**Supplied data:**
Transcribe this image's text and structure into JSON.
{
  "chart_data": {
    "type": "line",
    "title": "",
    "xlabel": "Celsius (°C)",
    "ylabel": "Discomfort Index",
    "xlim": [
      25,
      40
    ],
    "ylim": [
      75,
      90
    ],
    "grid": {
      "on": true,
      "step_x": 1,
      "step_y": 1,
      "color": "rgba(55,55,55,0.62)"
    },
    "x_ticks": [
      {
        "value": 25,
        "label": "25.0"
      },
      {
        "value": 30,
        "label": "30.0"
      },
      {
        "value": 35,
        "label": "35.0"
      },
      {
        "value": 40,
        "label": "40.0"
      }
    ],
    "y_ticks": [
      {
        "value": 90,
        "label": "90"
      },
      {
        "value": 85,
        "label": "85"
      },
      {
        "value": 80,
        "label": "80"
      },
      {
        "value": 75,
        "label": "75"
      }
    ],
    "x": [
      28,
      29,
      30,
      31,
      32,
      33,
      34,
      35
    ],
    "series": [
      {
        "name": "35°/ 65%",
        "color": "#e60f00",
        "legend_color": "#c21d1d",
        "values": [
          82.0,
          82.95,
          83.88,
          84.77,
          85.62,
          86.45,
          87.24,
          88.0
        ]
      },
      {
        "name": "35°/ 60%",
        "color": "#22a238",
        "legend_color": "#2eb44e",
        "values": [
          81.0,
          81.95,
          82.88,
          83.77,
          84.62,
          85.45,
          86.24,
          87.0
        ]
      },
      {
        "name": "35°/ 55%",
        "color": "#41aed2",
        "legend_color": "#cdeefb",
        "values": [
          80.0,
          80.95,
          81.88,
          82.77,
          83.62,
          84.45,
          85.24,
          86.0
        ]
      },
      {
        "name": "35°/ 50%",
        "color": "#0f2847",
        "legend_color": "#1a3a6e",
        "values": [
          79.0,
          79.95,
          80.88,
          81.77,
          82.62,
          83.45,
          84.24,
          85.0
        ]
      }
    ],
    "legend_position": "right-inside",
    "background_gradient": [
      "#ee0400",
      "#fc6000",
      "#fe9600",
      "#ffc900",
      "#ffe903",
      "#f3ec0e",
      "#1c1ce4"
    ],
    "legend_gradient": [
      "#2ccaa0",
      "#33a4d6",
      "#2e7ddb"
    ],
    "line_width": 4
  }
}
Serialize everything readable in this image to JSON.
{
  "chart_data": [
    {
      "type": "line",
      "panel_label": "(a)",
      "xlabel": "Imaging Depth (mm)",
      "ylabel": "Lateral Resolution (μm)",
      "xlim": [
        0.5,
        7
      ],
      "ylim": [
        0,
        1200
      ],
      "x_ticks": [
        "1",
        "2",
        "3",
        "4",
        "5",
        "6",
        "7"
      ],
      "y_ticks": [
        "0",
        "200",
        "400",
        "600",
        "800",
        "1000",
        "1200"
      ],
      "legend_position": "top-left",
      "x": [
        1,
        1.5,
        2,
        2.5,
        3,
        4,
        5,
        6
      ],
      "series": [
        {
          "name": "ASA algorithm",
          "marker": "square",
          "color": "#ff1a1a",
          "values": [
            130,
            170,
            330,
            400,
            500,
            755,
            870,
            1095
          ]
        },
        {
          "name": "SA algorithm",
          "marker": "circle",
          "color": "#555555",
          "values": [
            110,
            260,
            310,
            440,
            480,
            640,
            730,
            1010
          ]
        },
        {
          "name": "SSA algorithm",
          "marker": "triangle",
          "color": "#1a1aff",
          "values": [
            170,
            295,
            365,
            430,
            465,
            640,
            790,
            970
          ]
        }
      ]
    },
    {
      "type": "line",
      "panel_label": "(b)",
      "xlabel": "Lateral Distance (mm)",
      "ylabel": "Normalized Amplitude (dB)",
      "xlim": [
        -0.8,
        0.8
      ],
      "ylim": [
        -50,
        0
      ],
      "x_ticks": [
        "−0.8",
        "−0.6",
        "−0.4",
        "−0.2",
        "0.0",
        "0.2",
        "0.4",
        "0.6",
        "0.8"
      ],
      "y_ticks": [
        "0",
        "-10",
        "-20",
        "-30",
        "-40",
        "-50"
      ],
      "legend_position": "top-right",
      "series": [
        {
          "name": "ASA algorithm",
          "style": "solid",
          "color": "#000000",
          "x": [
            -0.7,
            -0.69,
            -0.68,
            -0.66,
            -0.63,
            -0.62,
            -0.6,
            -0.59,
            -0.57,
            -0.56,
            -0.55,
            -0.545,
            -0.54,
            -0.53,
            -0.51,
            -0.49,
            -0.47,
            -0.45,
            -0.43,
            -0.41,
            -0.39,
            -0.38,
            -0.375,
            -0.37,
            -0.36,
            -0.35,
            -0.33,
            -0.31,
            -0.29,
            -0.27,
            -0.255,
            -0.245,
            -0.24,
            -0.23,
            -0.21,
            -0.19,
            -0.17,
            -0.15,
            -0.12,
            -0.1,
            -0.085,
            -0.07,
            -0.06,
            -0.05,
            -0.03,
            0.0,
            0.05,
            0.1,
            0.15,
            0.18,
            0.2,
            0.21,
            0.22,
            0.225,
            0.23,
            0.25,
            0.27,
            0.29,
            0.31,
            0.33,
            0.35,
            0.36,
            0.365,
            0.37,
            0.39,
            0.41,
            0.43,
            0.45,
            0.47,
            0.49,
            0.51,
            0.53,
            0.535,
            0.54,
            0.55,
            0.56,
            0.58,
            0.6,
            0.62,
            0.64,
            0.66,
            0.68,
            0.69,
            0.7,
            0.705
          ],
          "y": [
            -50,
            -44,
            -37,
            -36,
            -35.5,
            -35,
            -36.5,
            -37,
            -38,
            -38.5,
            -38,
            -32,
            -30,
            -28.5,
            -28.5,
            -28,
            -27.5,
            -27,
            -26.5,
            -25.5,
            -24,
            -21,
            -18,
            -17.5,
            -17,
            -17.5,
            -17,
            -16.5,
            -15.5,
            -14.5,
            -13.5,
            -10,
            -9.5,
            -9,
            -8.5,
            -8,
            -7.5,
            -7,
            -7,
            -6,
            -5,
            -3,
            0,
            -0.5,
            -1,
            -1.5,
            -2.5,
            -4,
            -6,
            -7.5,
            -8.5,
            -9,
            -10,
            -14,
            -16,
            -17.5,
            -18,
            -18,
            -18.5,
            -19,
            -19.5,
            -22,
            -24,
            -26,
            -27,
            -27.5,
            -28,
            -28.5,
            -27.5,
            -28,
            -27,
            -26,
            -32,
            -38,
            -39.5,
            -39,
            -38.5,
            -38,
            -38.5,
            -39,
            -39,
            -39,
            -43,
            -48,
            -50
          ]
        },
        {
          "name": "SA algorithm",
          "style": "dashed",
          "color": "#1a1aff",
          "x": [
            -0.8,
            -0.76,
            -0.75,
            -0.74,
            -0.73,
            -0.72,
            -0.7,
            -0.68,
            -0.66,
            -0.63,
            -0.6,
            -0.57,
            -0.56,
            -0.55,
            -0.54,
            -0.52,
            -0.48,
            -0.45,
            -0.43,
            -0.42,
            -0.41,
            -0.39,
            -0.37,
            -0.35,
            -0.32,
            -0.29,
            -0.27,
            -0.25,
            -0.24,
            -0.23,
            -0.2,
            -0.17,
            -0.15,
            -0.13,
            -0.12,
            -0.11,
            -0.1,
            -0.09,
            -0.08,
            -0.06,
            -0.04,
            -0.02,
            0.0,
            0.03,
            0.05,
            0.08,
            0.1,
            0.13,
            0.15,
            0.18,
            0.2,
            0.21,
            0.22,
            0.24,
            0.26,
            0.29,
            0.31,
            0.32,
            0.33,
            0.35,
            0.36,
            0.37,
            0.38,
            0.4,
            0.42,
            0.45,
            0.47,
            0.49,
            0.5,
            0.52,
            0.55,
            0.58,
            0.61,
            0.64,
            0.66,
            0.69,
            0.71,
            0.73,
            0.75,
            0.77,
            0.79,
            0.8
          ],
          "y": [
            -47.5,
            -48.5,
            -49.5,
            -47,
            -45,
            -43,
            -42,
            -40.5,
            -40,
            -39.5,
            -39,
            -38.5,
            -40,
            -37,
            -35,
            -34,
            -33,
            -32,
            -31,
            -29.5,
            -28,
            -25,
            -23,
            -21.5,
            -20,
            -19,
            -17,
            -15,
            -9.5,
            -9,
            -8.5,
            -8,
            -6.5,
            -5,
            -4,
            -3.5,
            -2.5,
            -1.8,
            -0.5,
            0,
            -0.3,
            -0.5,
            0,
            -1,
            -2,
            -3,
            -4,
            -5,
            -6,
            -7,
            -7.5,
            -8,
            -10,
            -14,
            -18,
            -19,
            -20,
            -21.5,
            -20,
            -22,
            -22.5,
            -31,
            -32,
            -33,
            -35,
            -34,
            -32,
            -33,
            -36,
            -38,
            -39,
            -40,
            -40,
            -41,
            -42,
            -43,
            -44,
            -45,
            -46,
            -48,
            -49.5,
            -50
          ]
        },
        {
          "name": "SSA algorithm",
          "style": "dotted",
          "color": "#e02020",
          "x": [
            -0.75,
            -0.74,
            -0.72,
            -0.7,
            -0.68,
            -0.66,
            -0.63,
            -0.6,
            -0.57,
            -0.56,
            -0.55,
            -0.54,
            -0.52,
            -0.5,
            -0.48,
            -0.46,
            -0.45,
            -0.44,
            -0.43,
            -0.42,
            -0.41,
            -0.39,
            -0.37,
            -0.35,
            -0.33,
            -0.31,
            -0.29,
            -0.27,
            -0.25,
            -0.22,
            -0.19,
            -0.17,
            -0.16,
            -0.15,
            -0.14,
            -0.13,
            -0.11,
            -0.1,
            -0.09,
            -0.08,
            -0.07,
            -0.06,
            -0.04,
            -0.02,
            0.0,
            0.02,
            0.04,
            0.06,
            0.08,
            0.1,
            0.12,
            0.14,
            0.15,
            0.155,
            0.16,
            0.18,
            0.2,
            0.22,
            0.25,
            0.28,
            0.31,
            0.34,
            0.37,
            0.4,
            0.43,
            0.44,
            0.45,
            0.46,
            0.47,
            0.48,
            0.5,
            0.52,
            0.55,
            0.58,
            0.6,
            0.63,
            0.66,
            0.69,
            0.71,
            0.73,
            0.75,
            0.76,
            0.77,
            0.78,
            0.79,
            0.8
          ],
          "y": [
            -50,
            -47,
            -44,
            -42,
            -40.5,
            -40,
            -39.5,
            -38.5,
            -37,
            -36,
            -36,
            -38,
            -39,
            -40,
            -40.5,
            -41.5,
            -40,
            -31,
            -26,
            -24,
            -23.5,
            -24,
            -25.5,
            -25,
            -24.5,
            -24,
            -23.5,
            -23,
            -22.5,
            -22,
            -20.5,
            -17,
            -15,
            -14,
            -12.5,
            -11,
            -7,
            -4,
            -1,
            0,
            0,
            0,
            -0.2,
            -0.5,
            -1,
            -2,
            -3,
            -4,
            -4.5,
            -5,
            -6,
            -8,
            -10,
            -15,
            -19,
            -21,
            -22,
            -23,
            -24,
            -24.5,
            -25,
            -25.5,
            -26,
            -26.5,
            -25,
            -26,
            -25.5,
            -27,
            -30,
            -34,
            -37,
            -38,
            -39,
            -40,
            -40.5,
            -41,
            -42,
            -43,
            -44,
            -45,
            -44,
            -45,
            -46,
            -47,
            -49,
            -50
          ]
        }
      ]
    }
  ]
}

**What is needed:** Gather every line from the listing above in which "this" appears, and copy those lines.

**Task answer:**
Transcribe this image's text and structure into JSON.
Serialize everything readable in this image to JSON.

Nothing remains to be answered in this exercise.